Stated task » Retype all the records with nothing changed.
[START OF Extracted data]
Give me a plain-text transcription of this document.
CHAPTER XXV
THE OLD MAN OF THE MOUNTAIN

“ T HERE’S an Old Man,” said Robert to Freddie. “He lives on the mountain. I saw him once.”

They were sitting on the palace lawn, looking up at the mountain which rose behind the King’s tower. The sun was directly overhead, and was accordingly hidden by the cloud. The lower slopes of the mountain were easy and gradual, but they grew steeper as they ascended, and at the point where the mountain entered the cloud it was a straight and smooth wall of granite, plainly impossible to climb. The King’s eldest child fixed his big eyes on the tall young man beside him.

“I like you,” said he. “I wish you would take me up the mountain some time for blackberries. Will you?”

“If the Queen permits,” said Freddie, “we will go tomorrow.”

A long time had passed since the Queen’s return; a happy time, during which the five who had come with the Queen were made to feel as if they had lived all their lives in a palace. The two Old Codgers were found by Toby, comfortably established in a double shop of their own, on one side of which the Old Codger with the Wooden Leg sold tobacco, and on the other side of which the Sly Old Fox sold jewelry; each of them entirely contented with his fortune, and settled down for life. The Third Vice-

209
[END OF Extracted data]
Exercise result »
Give me a plain-text transcription of this document.
CHAPTER XXV
THE OLD MAN OF THE MOUNTAIN

“ T HERE’S an Old Man,” said Robert to Freddie. “He lives on the mountain. I saw him once.”

They were sitting on the palace lawn, looking up at the mountain which rose behind the King’s tower. The sun was directly overhead, and was accordingly hidden by the cloud. The lower slopes of the mountain were easy and gradual, but they grew steeper as they ascended, and at the point where the mountain entered the cloud it was a straight and smooth wall of granite, plainly impossible to climb. The King’s eldest child fixed his big eyes on the tall young man beside him.

“I like you,” said he. “I wish you would take me up the mountain some time for blackberries. Will you?”

“If the Queen permits,” said Freddie, “we will go tomorrow.”

A long time had passed since the Queen’s return; a happy time, during which the five who had come with the Queen were made to feel as if they had lived all their lives in a palace. The two Old Codgers were found by Toby, comfortably established in a double shop of their own, on one side of which the Old Codger with the Wooden Leg sold tobacco, and on the other side of which the Sly Old Fox sold jewelry; each of them entirely contented with his fortune, and settled down for life. The Third Vice-

209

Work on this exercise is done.